*TO DO*.
Return the listing below exactly, with the pictures dropped.

*RECORDS FOR THE EXERCISE*.
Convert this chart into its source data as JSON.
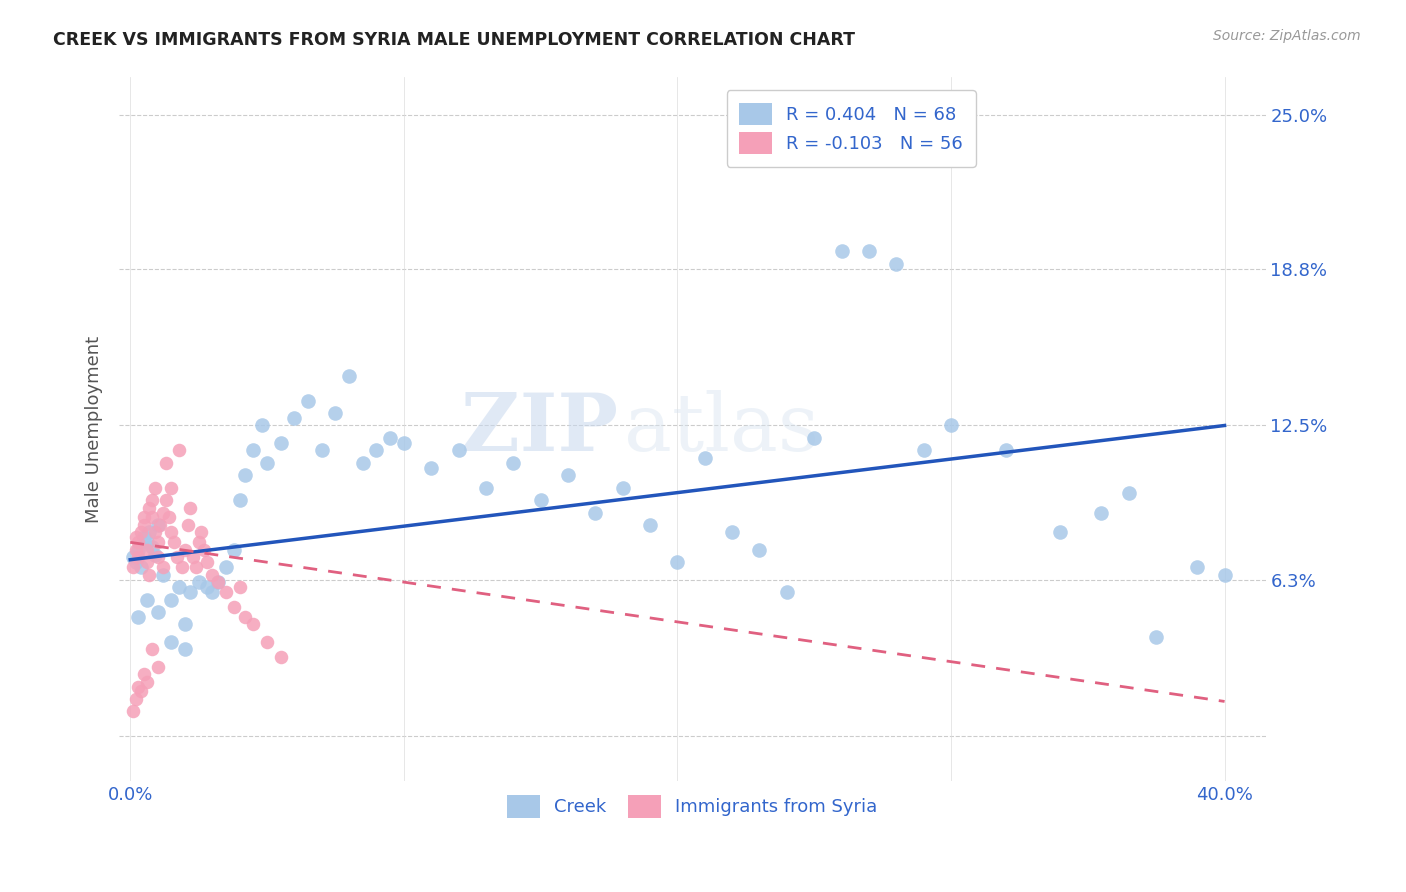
{
  "title": "CREEK VS IMMIGRANTS FROM SYRIA MALE UNEMPLOYMENT CORRELATION CHART",
  "source": "Source: ZipAtlas.com",
  "ylabel": "Male Unemployment",
  "y_ticks": [
    0.0,
    0.063,
    0.125,
    0.188,
    0.25
  ],
  "y_tick_labels": [
    "",
    "6.3%",
    "12.5%",
    "18.8%",
    "25.0%"
  ],
  "xlim": [
    -0.004,
    0.415
  ],
  "ylim": [
    -0.018,
    0.265
  ],
  "creek_color": "#a8c8e8",
  "syria_color": "#f5a0b8",
  "creek_line_color": "#2255bb",
  "syria_line_color": "#e06080",
  "creek_R": 0.404,
  "creek_N": 68,
  "syria_R": -0.103,
  "syria_N": 56,
  "legend_creek_label": "Creek",
  "legend_syria_label": "Immigrants from Syria",
  "watermark_zip": "ZIP",
  "watermark_atlas": "atlas",
  "creek_line_x0": 0.0,
  "creek_line_y0": 0.071,
  "creek_line_x1": 0.4,
  "creek_line_y1": 0.125,
  "syria_line_x0": 0.0,
  "syria_line_y0": 0.078,
  "syria_line_x1": 0.4,
  "syria_line_y1": 0.014,
  "creek_pts_x": [
    0.001,
    0.002,
    0.003,
    0.004,
    0.005,
    0.006,
    0.007,
    0.008,
    0.009,
    0.01,
    0.012,
    0.015,
    0.018,
    0.02,
    0.022,
    0.025,
    0.028,
    0.03,
    0.032,
    0.035,
    0.038,
    0.04,
    0.042,
    0.045,
    0.048,
    0.05,
    0.055,
    0.06,
    0.065,
    0.07,
    0.075,
    0.08,
    0.085,
    0.09,
    0.095,
    0.1,
    0.11,
    0.12,
    0.13,
    0.14,
    0.15,
    0.16,
    0.17,
    0.18,
    0.19,
    0.2,
    0.21,
    0.22,
    0.23,
    0.24,
    0.25,
    0.26,
    0.27,
    0.28,
    0.29,
    0.3,
    0.32,
    0.34,
    0.355,
    0.365,
    0.375,
    0.39,
    0.4,
    0.003,
    0.006,
    0.01,
    0.015,
    0.02
  ],
  "creek_pts_y": [
    0.072,
    0.07,
    0.075,
    0.068,
    0.08,
    0.078,
    0.082,
    0.076,
    0.073,
    0.085,
    0.065,
    0.055,
    0.06,
    0.045,
    0.058,
    0.062,
    0.06,
    0.058,
    0.062,
    0.068,
    0.075,
    0.095,
    0.105,
    0.115,
    0.125,
    0.11,
    0.118,
    0.128,
    0.135,
    0.115,
    0.13,
    0.145,
    0.11,
    0.115,
    0.12,
    0.118,
    0.108,
    0.115,
    0.1,
    0.11,
    0.095,
    0.105,
    0.09,
    0.1,
    0.085,
    0.07,
    0.112,
    0.082,
    0.075,
    0.058,
    0.12,
    0.195,
    0.195,
    0.19,
    0.115,
    0.125,
    0.115,
    0.082,
    0.09,
    0.098,
    0.04,
    0.068,
    0.065,
    0.048,
    0.055,
    0.05,
    0.038,
    0.035
  ],
  "syria_pts_x": [
    0.001,
    0.002,
    0.002,
    0.003,
    0.003,
    0.004,
    0.005,
    0.005,
    0.006,
    0.006,
    0.007,
    0.007,
    0.008,
    0.008,
    0.009,
    0.009,
    0.01,
    0.01,
    0.011,
    0.012,
    0.012,
    0.013,
    0.013,
    0.014,
    0.015,
    0.015,
    0.016,
    0.017,
    0.018,
    0.019,
    0.02,
    0.021,
    0.022,
    0.023,
    0.024,
    0.025,
    0.026,
    0.027,
    0.028,
    0.03,
    0.032,
    0.035,
    0.038,
    0.04,
    0.042,
    0.045,
    0.05,
    0.055,
    0.001,
    0.002,
    0.003,
    0.004,
    0.005,
    0.006,
    0.008,
    0.01
  ],
  "syria_pts_y": [
    0.068,
    0.075,
    0.08,
    0.072,
    0.078,
    0.082,
    0.085,
    0.088,
    0.075,
    0.07,
    0.065,
    0.092,
    0.088,
    0.095,
    0.1,
    0.082,
    0.078,
    0.072,
    0.085,
    0.068,
    0.09,
    0.11,
    0.095,
    0.088,
    0.1,
    0.082,
    0.078,
    0.072,
    0.115,
    0.068,
    0.075,
    0.085,
    0.092,
    0.072,
    0.068,
    0.078,
    0.082,
    0.075,
    0.07,
    0.065,
    0.062,
    0.058,
    0.052,
    0.06,
    0.048,
    0.045,
    0.038,
    0.032,
    0.01,
    0.015,
    0.02,
    0.018,
    0.025,
    0.022,
    0.035,
    0.028
  ]
}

*ANSWER TO THE PROBLEM*.
Convert this chart into its source data as JSON.
{
  "title": "CREEK VS IMMIGRANTS FROM SYRIA MALE UNEMPLOYMENT CORRELATION CHART",
  "source": "Source: ZipAtlas.com",
  "ylabel": "Male Unemployment",
  "y_ticks": [
    0.0,
    0.063,
    0.125,
    0.188,
    0.25
  ],
  "y_tick_labels": [
    "",
    "6.3%",
    "12.5%",
    "18.8%",
    "25.0%"
  ],
  "xlim": [
    -0.004,
    0.415
  ],
  "ylim": [
    -0.018,
    0.265
  ],
  "creek_color": "#a8c8e8",
  "syria_color": "#f5a0b8",
  "creek_line_color": "#2255bb",
  "syria_line_color": "#e06080",
  "creek_R": 0.404,
  "creek_N": 68,
  "syria_R": -0.103,
  "syria_N": 56,
  "legend_creek_label": "Creek",
  "legend_syria_label": "Immigrants from Syria",
  "watermark_zip": "ZIP",
  "watermark_atlas": "atlas",
  "creek_line_x0": 0.0,
  "creek_line_y0": 0.071,
  "creek_line_x1": 0.4,
  "creek_line_y1": 0.125,
  "syria_line_x0": 0.0,
  "syria_line_y0": 0.078,
  "syria_line_x1": 0.4,
  "syria_line_y1": 0.014,
  "creek_pts_x": [
    0.001,
    0.002,
    0.003,
    0.004,
    0.005,
    0.006,
    0.007,
    0.008,
    0.009,
    0.01,
    0.012,
    0.015,
    0.018,
    0.02,
    0.022,
    0.025,
    0.028,
    0.03,
    0.032,
    0.035,
    0.038,
    0.04,
    0.042,
    0.045,
    0.048,
    0.05,
    0.055,
    0.06,
    0.065,
    0.07,
    0.075,
    0.08,
    0.085,
    0.09,
    0.095,
    0.1,
    0.11,
    0.12,
    0.13,
    0.14,
    0.15,
    0.16,
    0.17,
    0.18,
    0.19,
    0.2,
    0.21,
    0.22,
    0.23,
    0.24,
    0.25,
    0.26,
    0.27,
    0.28,
    0.29,
    0.3,
    0.32,
    0.34,
    0.355,
    0.365,
    0.375,
    0.39,
    0.4,
    0.003,
    0.006,
    0.01,
    0.015,
    0.02
  ],
  "creek_pts_y": [
    0.072,
    0.07,
    0.075,
    0.068,
    0.08,
    0.078,
    0.082,
    0.076,
    0.073,
    0.085,
    0.065,
    0.055,
    0.06,
    0.045,
    0.058,
    0.062,
    0.06,
    0.058,
    0.062,
    0.068,
    0.075,
    0.095,
    0.105,
    0.115,
    0.125,
    0.11,
    0.118,
    0.128,
    0.135,
    0.115,
    0.13,
    0.145,
    0.11,
    0.115,
    0.12,
    0.118,
    0.108,
    0.115,
    0.1,
    0.11,
    0.095,
    0.105,
    0.09,
    0.1,
    0.085,
    0.07,
    0.112,
    0.082,
    0.075,
    0.058,
    0.12,
    0.195,
    0.195,
    0.19,
    0.115,
    0.125,
    0.115,
    0.082,
    0.09,
    0.098,
    0.04,
    0.068,
    0.065,
    0.048,
    0.055,
    0.05,
    0.038,
    0.035
  ],
  "syria_pts_x": [
    0.001,
    0.002,
    0.002,
    0.003,
    0.003,
    0.004,
    0.005,
    0.005,
    0.006,
    0.006,
    0.007,
    0.007,
    0.008,
    0.008,
    0.009,
    0.009,
    0.01,
    0.01,
    0.011,
    0.012,
    0.012,
    0.013,
    0.013,
    0.014,
    0.015,
    0.015,
    0.016,
    0.017,
    0.018,
    0.019,
    0.02,
    0.021,
    0.022,
    0.023,
    0.024,
    0.025,
    0.026,
    0.027,
    0.028,
    0.03,
    0.032,
    0.035,
    0.038,
    0.04,
    0.042,
    0.045,
    0.05,
    0.055,
    0.001,
    0.002,
    0.003,
    0.004,
    0.005,
    0.006,
    0.008,
    0.01
  ],
  "syria_pts_y": [
    0.068,
    0.075,
    0.08,
    0.072,
    0.078,
    0.082,
    0.085,
    0.088,
    0.075,
    0.07,
    0.065,
    0.092,
    0.088,
    0.095,
    0.1,
    0.082,
    0.078,
    0.072,
    0.085,
    0.068,
    0.09,
    0.11,
    0.095,
    0.088,
    0.1,
    0.082,
    0.078,
    0.072,
    0.115,
    0.068,
    0.075,
    0.085,
    0.092,
    0.072,
    0.068,
    0.078,
    0.082,
    0.075,
    0.07,
    0.065,
    0.062,
    0.058,
    0.052,
    0.06,
    0.048,
    0.045,
    0.038,
    0.032,
    0.01,
    0.015,
    0.02,
    0.018,
    0.025,
    0.022,
    0.035,
    0.028
  ]
}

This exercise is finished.